**Task instructions**. Don't copy the pictures; return every other part of the records exactly.

**Record set**.
---

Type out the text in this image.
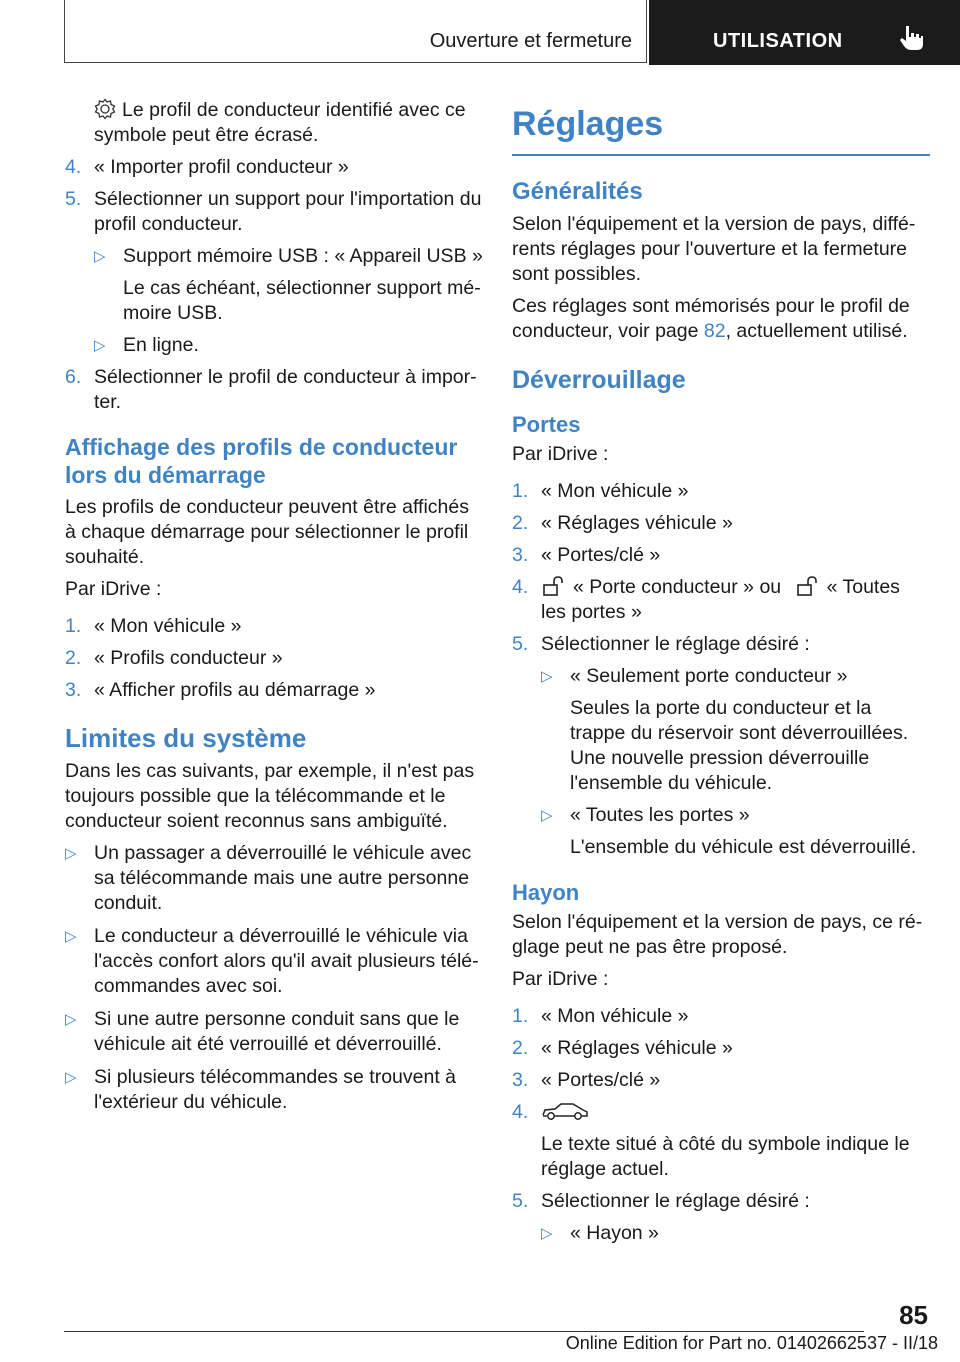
Ouverture et fermeture	UTILISATION

Le profil de conducteur identifié avec ce symbole peut être écrasé.

4. « Importer profil conducteur »
5. Sélectionner un support pour l'importation du profil conducteur.
▷ Support mémoire USB : « Appareil USB »

Le cas échéant, sélectionner support mémoire USB.

▷ En ligne.
6. Sélectionner le profil de conducteur à importer.
Affichage des profils de conducteur lors du démarrage

Les profils de conducteur peuvent être affichés à chaque démarrage pour sélectionner le profil souhaité.

Par iDrive :

1. « Mon véhicule »
2. « Profils conducteur »
3. « Afficher profils au démarrage »
Limites du système

Dans les cas suivants, par exemple, il n'est pas toujours possible que la télécommande et le conducteur soient reconnus sans ambiguïté.

▷ Un passager a déverrouillé le véhicule avec sa télécommande mais une autre personne conduit.
▷ Le conducteur a déverrouillé le véhicule via l'accès confort alors qu'il avait plusieurs télécommandes avec soi.
▷ Si une autre personne conduit sans que le véhicule ait été verrouillé et déverrouillé.
▷ Si plusieurs télécommandes se trouvent à l'extérieur du véhicule.
Réglages
Généralités

Selon l'équipement et la version de pays, différents réglages pour l'ouverture et la fermeture sont possibles.

Ces réglages sont mémorisés pour le profil de conducteur, voir page 82, actuellement utilisé.

Déverrouillage
Portes

Par iDrive :

1. « Mon véhicule »
2. « Réglages véhicule »
3. « Portes/clé »
4. « Porte conducteur » ou « Toutes les portes »
5. Sélectionner le réglage désiré :
▷ « Seulement porte conducteur »

Seules la porte du conducteur et la trappe du réservoir sont déverrouillées. Une nouvelle pression déverrouille l'ensemble du véhicule.

▷ « Toutes les portes »

L'ensemble du véhicule est déverrouillé.

Hayon

Selon l'équipement et la version de pays, ce réglage peut ne pas être proposé.

Par iDrive :

1. « Mon véhicule »
2. « Réglages véhicule »
3. « Portes/clé »
4.

Le texte situé à côté du symbole indique le réglage actuel.

5. Sélectionner le réglage désiré :
▷ « Hayon »
85
Online Edition for Part no. 01402662537 - II/18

---

**Answer to the problem**.
Type out the text in this image.
Ouverture et fermeture	UTILISATION

Le profil de conducteur identifié avec ce symbole peut être écrasé.

4. « Importer profil conducteur »
5. Sélectionner un support pour l'importation du profil conducteur.
▷ Support mémoire USB : « Appareil USB »

Le cas échéant, sélectionner support mémoire USB.

▷ En ligne.
6. Sélectionner le profil de conducteur à importer.
Affichage des profils de conducteur lors du démarrage

Les profils de conducteur peuvent être affichés à chaque démarrage pour sélectionner le profil souhaité.

Par iDrive :

1. « Mon véhicule »
2. « Profils conducteur »
3. « Afficher profils au démarrage »
Limites du système

Dans les cas suivants, par exemple, il n'est pas toujours possible que la télécommande et le conducteur soient reconnus sans ambiguïté.

▷ Un passager a déverrouillé le véhicule avec sa télécommande mais une autre personne conduit.
▷ Le conducteur a déverrouillé le véhicule via l'accès confort alors qu'il avait plusieurs télécommandes avec soi.
▷ Si une autre personne conduit sans que le véhicule ait été verrouillé et déverrouillé.
▷ Si plusieurs télécommandes se trouvent à l'extérieur du véhicule.
Réglages
Généralités

Selon l'équipement et la version de pays, différents réglages pour l'ouverture et la fermeture sont possibles.

Ces réglages sont mémorisés pour le profil de conducteur, voir page 82, actuellement utilisé.

Déverrouillage
Portes

Par iDrive :

1. « Mon véhicule »
2. « Réglages véhicule »
3. « Portes/clé »
4. « Porte conducteur » ou « Toutes les portes »
5. Sélectionner le réglage désiré :
▷ « Seulement porte conducteur »

Seules la porte du conducteur et la trappe du réservoir sont déverrouillées. Une nouvelle pression déverrouille l'ensemble du véhicule.

▷ « Toutes les portes »

L'ensemble du véhicule est déverrouillé.

Hayon

Selon l'équipement et la version de pays, ce réglage peut ne pas être proposé.

Par iDrive :

1. « Mon véhicule »
2. « Réglages véhicule »
3. « Portes/clé »
4.

Le texte situé à côté du symbole indique le réglage actuel.

5. Sélectionner le réglage désiré :
▷ « Hayon »
85
Online Edition for Part no. 01402662537 - II/18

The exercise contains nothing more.